## Exercise task:
Omit every picture and output the rest of the records exactly as they are.
-------- Data records
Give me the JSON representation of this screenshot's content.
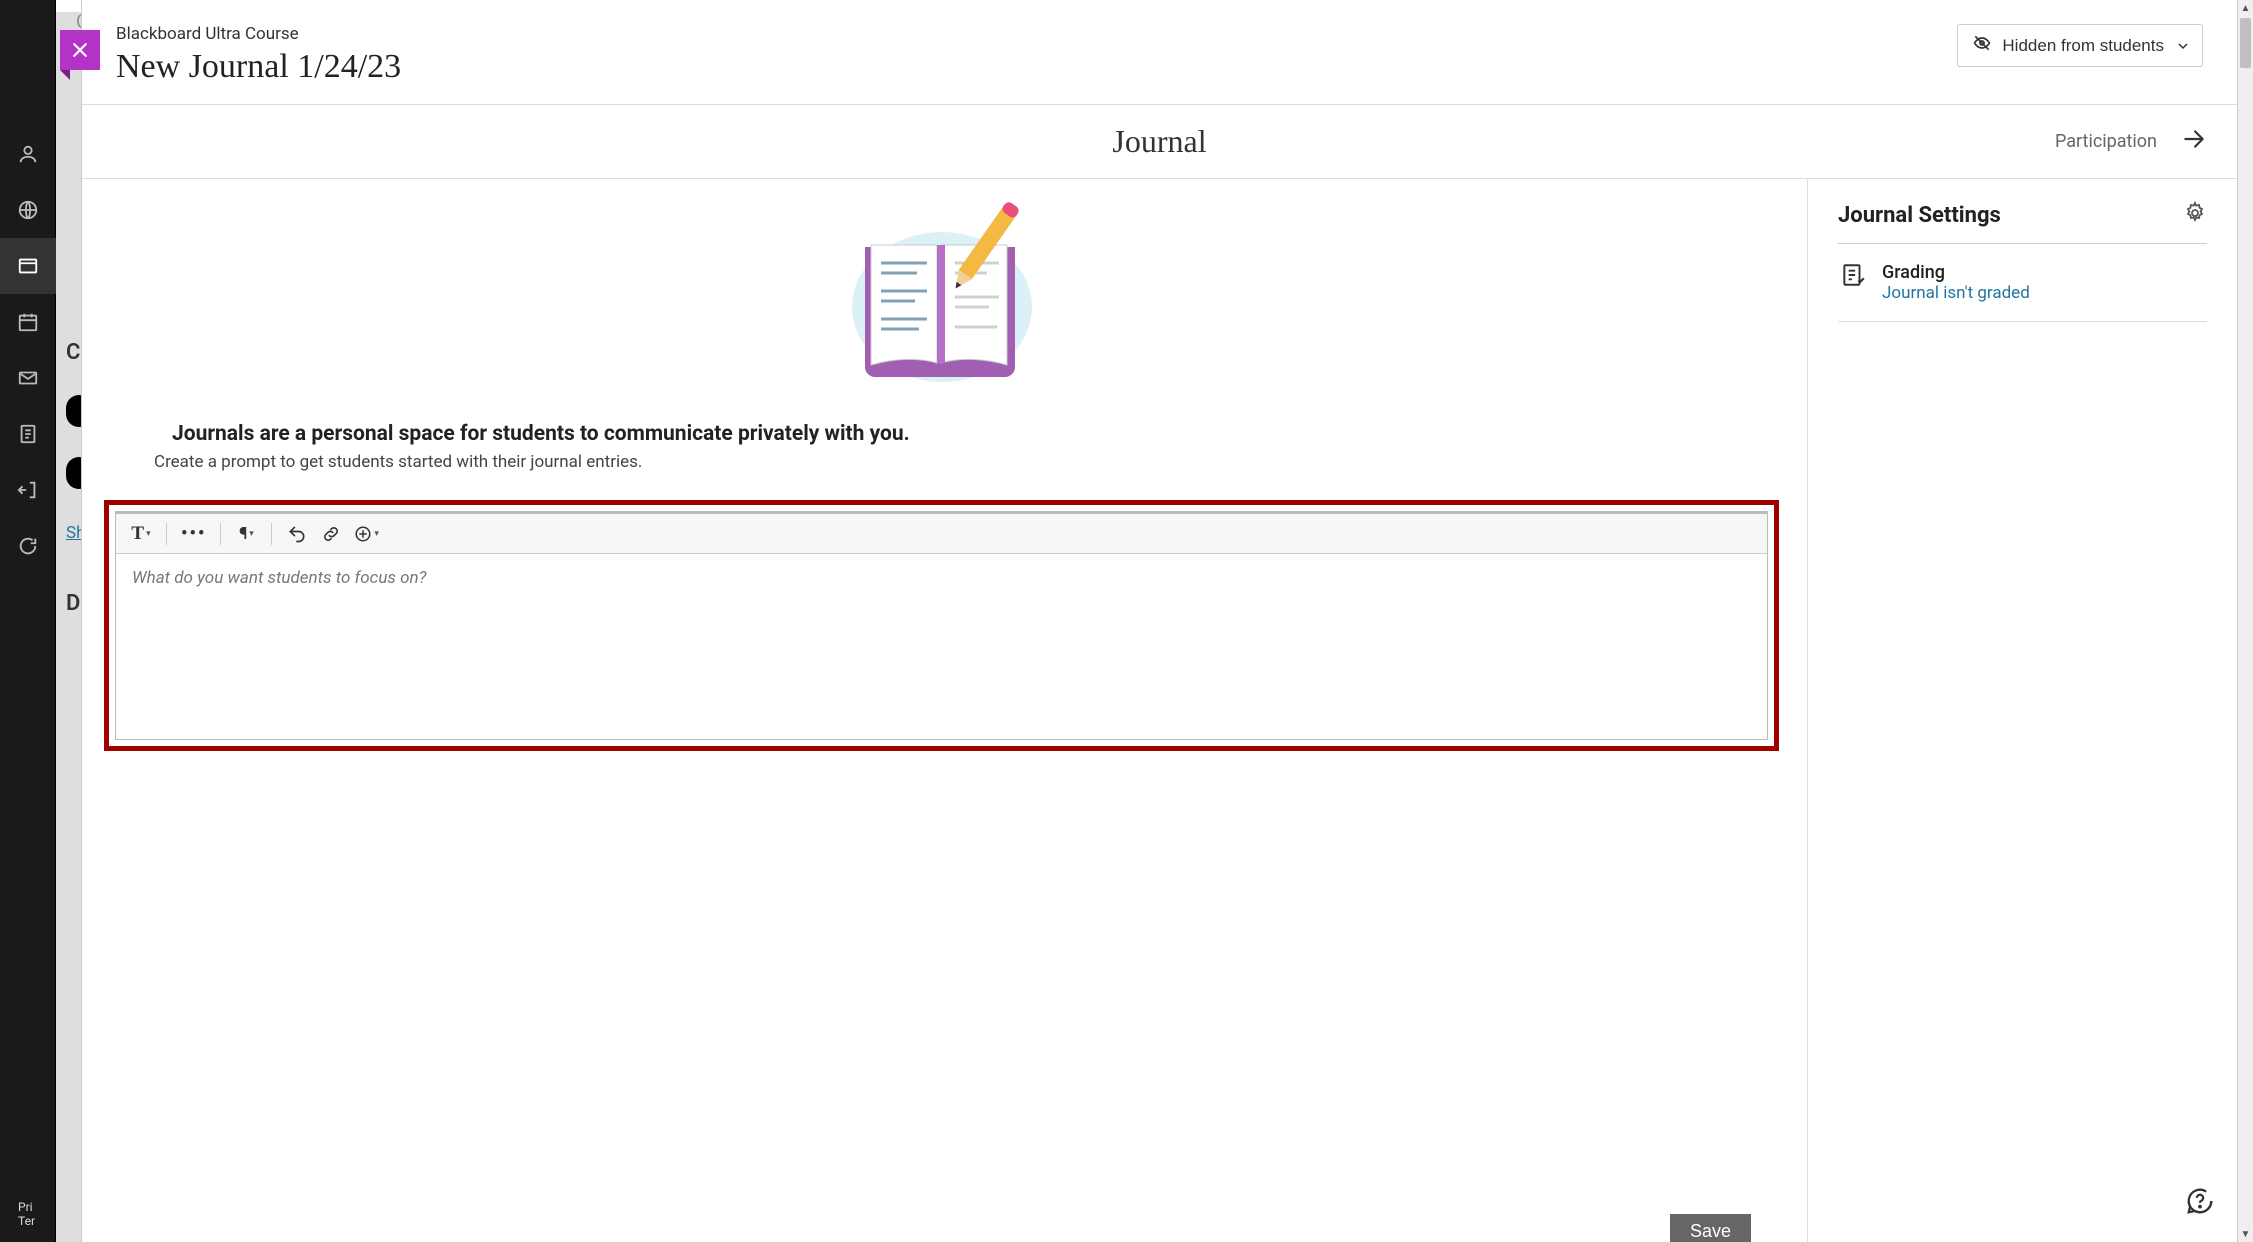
{
  "background": {
    "top_text": "Co",
    "link_sh": "Sh",
    "letter_c": "C",
    "letter_d": "D",
    "footer_priv": "Pri",
    "footer_ter": "Ter"
  },
  "header": {
    "course_name": "Blackboard Ultra Course",
    "title": "New Journal 1/24/23",
    "visibility_label": "Hidden from students"
  },
  "subheader": {
    "center": "Journal",
    "participation": "Participation"
  },
  "main": {
    "intro_heading": "Journals are a personal space for students to communicate privately with you.",
    "intro_sub": "Create a prompt to get students started with their journal entries.",
    "editor_placeholder": "What do you want students to focus on?",
    "save_label": "Save"
  },
  "sidebar": {
    "title": "Journal Settings",
    "grading_label": "Grading",
    "grading_status": "Journal isn't graded"
  }
}
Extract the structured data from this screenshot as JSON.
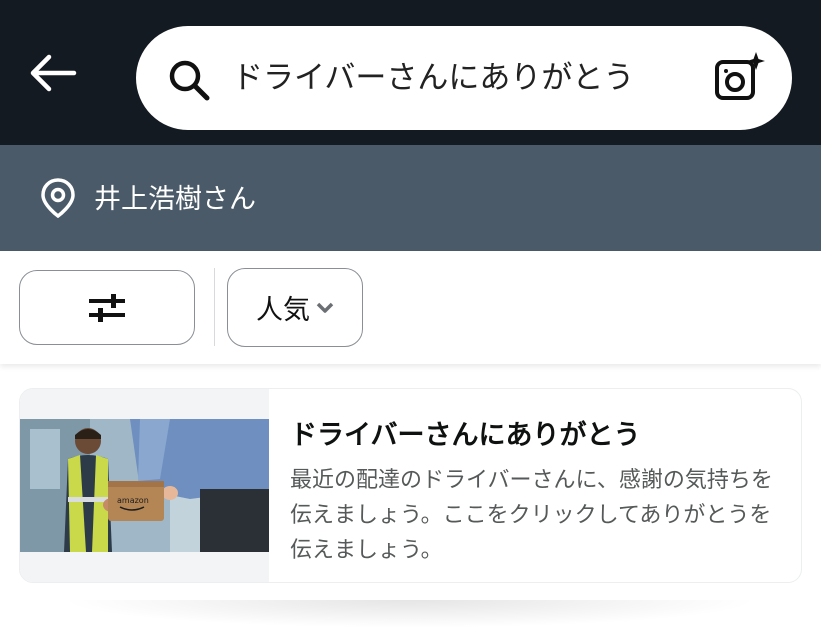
{
  "header": {
    "back_icon": "arrow-left-icon",
    "search": {
      "value": "ドライバーさんにありがとう",
      "placeholder": "",
      "search_icon": "search-icon",
      "camera_icon": "camera-sparkle-icon"
    }
  },
  "location": {
    "icon": "location-pin-icon",
    "text": "井上浩樹さん"
  },
  "filters": {
    "filter_icon": "sliders-icon",
    "sort_label": "人気",
    "sort_chevron": "chevron-down-icon"
  },
  "results": [
    {
      "title": "ドライバーさんにありがとう",
      "description": "最近の配達のドライバーさんに、感謝の気持ちを伝えましょう。ここをクリックしてありがとうを伝えましょう。",
      "box_label": "amazon"
    }
  ],
  "colors": {
    "topbar": "#131a22",
    "location_bar": "#4a5a68",
    "vest": "#c9d94a",
    "box": "#b58655"
  }
}
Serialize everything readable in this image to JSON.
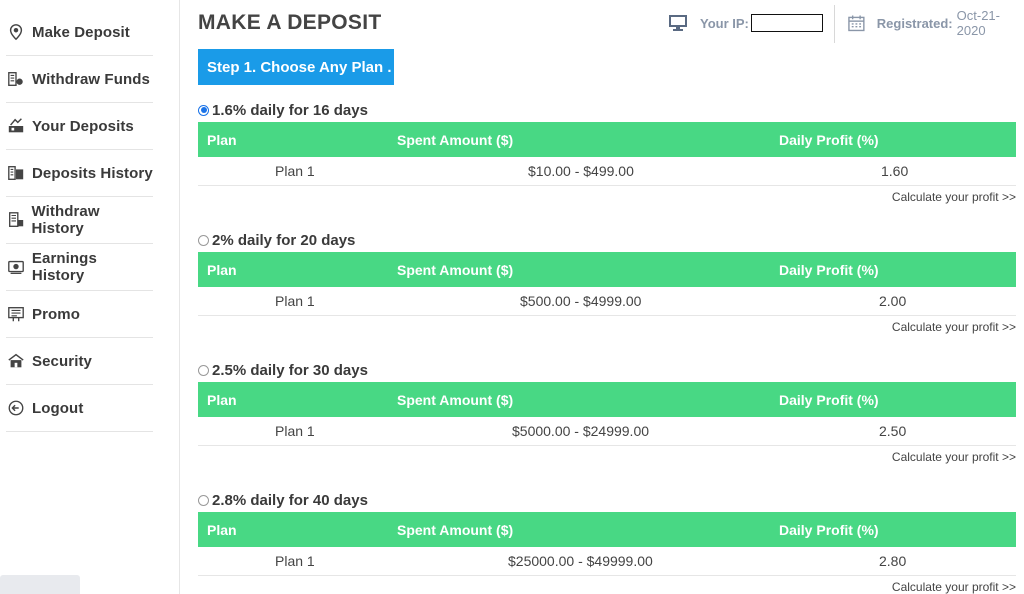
{
  "sidebar": {
    "items": [
      {
        "label": "Make Deposit",
        "icon": "map-pin-icon"
      },
      {
        "label": "Withdraw Funds",
        "icon": "withdraw-icon"
      },
      {
        "label": "Your Deposits",
        "icon": "deposits-icon"
      },
      {
        "label": "Deposits History",
        "icon": "history-icon"
      },
      {
        "label": "Withdraw History",
        "icon": "withdraw-history-icon"
      },
      {
        "label": "Earnings History",
        "icon": "earnings-icon"
      },
      {
        "label": "Promo",
        "icon": "promo-icon"
      },
      {
        "label": "Security",
        "icon": "security-icon"
      },
      {
        "label": "Logout",
        "icon": "logout-icon"
      }
    ]
  },
  "header": {
    "title": "MAKE A DEPOSIT",
    "ip_label": "Your IP:",
    "registered_label": "Registrated:",
    "registered_date": "Oct-21-2020"
  },
  "step_label": "Step 1. Choose Any Plan .",
  "table_headers": {
    "plan": "Plan",
    "amount": "Spent Amount ($)",
    "profit": "Daily Profit (%)"
  },
  "calc_label": "Calculate your profit >>",
  "plans": [
    {
      "name": "1.6% daily for 16 days",
      "selected": true,
      "row": {
        "plan": "Plan 1",
        "amount": "$10.00 - $499.00",
        "profit": "1.60"
      }
    },
    {
      "name": "2% daily for 20 days",
      "selected": false,
      "row": {
        "plan": "Plan 1",
        "amount": "$500.00 - $4999.00",
        "profit": "2.00"
      }
    },
    {
      "name": "2.5% daily for 30 days",
      "selected": false,
      "row": {
        "plan": "Plan 1",
        "amount": "$5000.00 - $24999.00",
        "profit": "2.50"
      }
    },
    {
      "name": "2.8% daily for 40 days",
      "selected": false,
      "row": {
        "plan": "Plan 1",
        "amount": "$25000.00 - $49999.00",
        "profit": "2.80"
      }
    }
  ],
  "colors": {
    "accent_blue": "#1a9be8",
    "table_green": "#48d884"
  }
}
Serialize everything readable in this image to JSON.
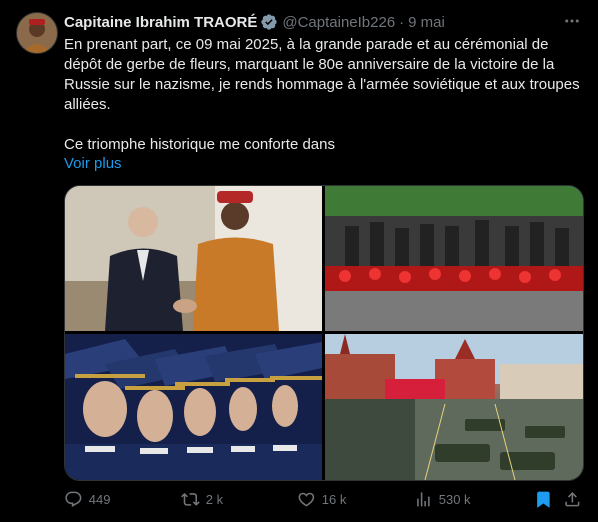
{
  "author": {
    "name": "Capitaine Ibrahim TRAORÉ",
    "handle": "@CaptaineIb226",
    "date": "9 mai",
    "separator": "·",
    "verified_color": "#71767b"
  },
  "tweet": {
    "paragraph1": "En prenant part, ce 09 mai 2025, à la grande parade et au cérémonial de dépôt de gerbe de fleurs, marquant le 80e anniversaire de la victoire de la Russie sur le nazisme, je rends hommage à l'armée soviétique et aux troupes alliées.",
    "paragraph2": "Ce triomphe historique me conforte dans",
    "more_link": "Voir plus"
  },
  "media": [
    {
      "name": "photo-handshake"
    },
    {
      "name": "photo-wreath-laying"
    },
    {
      "name": "photo-honor-guard"
    },
    {
      "name": "photo-red-square-parade"
    }
  ],
  "actions": {
    "replies": "449",
    "reposts": "2 k",
    "likes": "16 k",
    "views": "530 k"
  },
  "icons": {
    "reply": "reply-icon",
    "repost": "repost-icon",
    "like": "heart-icon",
    "views": "views-icon",
    "bookmark": "bookmark-icon",
    "share": "share-icon",
    "more": "more-icon",
    "verified": "verified-icon"
  },
  "colors": {
    "background": "#000000",
    "text": "#e7e9ea",
    "secondary": "#71767b",
    "link": "#1d9bf0",
    "bookmark": "#1d9bf0"
  }
}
----------------
## Problem solution:
Give me the JSON representation of this screenshot's content.
{
  "background": {
    "top_text": "Co",
    "link_sh": "Sh",
    "letter_c": "C",
    "letter_d": "D",
    "footer_priv": "Pri",
    "footer_ter": "Ter"
  },
  "header": {
    "course_name": "Blackboard Ultra Course",
    "title": "New Journal 1/24/23",
    "visibility_label": "Hidden from students"
  },
  "subheader": {
    "center": "Journal",
    "participation": "Participation"
  },
  "main": {
    "intro_heading": "Journals are a personal space for students to communicate privately with you.",
    "intro_sub": "Create a prompt to get students started with their journal entries.",
    "editor_placeholder": "What do you want students to focus on?",
    "save_label": "Save"
  },
  "sidebar": {
    "title": "Journal Settings",
    "grading_label": "Grading",
    "grading_status": "Journal isn't graded"
  }
}
Extract the structured data from this screenshot as JSON.
{
  "header": {
    "back_icon": "arrow-left-icon",
    "search": {
      "value": "ドライバーさんにありがとう",
      "placeholder": "",
      "search_icon": "search-icon",
      "camera_icon": "camera-sparkle-icon"
    }
  },
  "location": {
    "icon": "location-pin-icon",
    "text": "井上浩樹さん"
  },
  "filters": {
    "filter_icon": "sliders-icon",
    "sort_label": "人気",
    "sort_chevron": "chevron-down-icon"
  },
  "results": [
    {
      "title": "ドライバーさんにありがとう",
      "description": "最近の配達のドライバーさんに、感謝の気持ちを伝えましょう。ここをクリックしてありがとうを伝えましょう。",
      "box_label": "amazon"
    }
  ],
  "colors": {
    "topbar": "#131a22",
    "location_bar": "#4a5a68",
    "vest": "#c9d94a",
    "box": "#b58655"
  }
}
Serialize everything readable in this image to JSON.
{
  "sidebar": {
    "items": [
      {
        "label": "Make Deposit",
        "icon": "map-pin-icon"
      },
      {
        "label": "Withdraw Funds",
        "icon": "withdraw-icon"
      },
      {
        "label": "Your Deposits",
        "icon": "deposits-icon"
      },
      {
        "label": "Deposits History",
        "icon": "history-icon"
      },
      {
        "label": "Withdraw History",
        "icon": "withdraw-history-icon"
      },
      {
        "label": "Earnings History",
        "icon": "earnings-icon"
      },
      {
        "label": "Promo",
        "icon": "promo-icon"
      },
      {
        "label": "Security",
        "icon": "security-icon"
      },
      {
        "label": "Logout",
        "icon": "logout-icon"
      }
    ]
  },
  "header": {
    "title": "MAKE A DEPOSIT",
    "ip_label": "Your IP:",
    "registered_label": "Registrated:",
    "registered_date": "Oct-21-2020"
  },
  "step_label": "Step 1. Choose Any Plan .",
  "table_headers": {
    "plan": "Plan",
    "amount": "Spent Amount ($)",
    "profit": "Daily Profit (%)"
  },
  "calc_label": "Calculate your profit >>",
  "plans": [
    {
      "name": "1.6% daily for 16 days",
      "selected": true,
      "row": {
        "plan": "Plan 1",
        "amount": "$10.00 - $499.00",
        "profit": "1.60"
      }
    },
    {
      "name": "2% daily for 20 days",
      "selected": false,
      "row": {
        "plan": "Plan 1",
        "amount": "$500.00 - $4999.00",
        "profit": "2.00"
      }
    },
    {
      "name": "2.5% daily for 30 days",
      "selected": false,
      "row": {
        "plan": "Plan 1",
        "amount": "$5000.00 - $24999.00",
        "profit": "2.50"
      }
    },
    {
      "name": "2.8% daily for 40 days",
      "selected": false,
      "row": {
        "plan": "Plan 1",
        "amount": "$25000.00 - $49999.00",
        "profit": "2.80"
      }
    }
  ],
  "colors": {
    "accent_blue": "#1a9be8",
    "table_green": "#48d884"
  }
}
Serialize everything readable in this image to JSON.
{
  "author": {
    "name": "Capitaine Ibrahim TRAORÉ",
    "handle": "@CaptaineIb226",
    "date": "9 mai",
    "separator": "·",
    "verified_color": "#71767b"
  },
  "tweet": {
    "paragraph1": "En prenant part, ce 09 mai 2025, à la grande parade et au cérémonial de dépôt de gerbe de fleurs, marquant le 80e anniversaire de la victoire de la Russie sur le nazisme, je rends hommage à l'armée soviétique et aux troupes alliées.",
    "paragraph2": "Ce triomphe historique me conforte dans",
    "more_link": "Voir plus"
  },
  "media": [
    {
      "name": "photo-handshake"
    },
    {
      "name": "photo-wreath-laying"
    },
    {
      "name": "photo-honor-guard"
    },
    {
      "name": "photo-red-square-parade"
    }
  ],
  "actions": {
    "replies": "449",
    "reposts": "2 k",
    "likes": "16 k",
    "views": "530 k"
  },
  "icons": {
    "reply": "reply-icon",
    "repost": "repost-icon",
    "like": "heart-icon",
    "views": "views-icon",
    "bookmark": "bookmark-icon",
    "share": "share-icon",
    "more": "more-icon",
    "verified": "verified-icon"
  },
  "colors": {
    "background": "#000000",
    "text": "#e7e9ea",
    "secondary": "#71767b",
    "link": "#1d9bf0",
    "bookmark": "#1d9bf0"
  }
}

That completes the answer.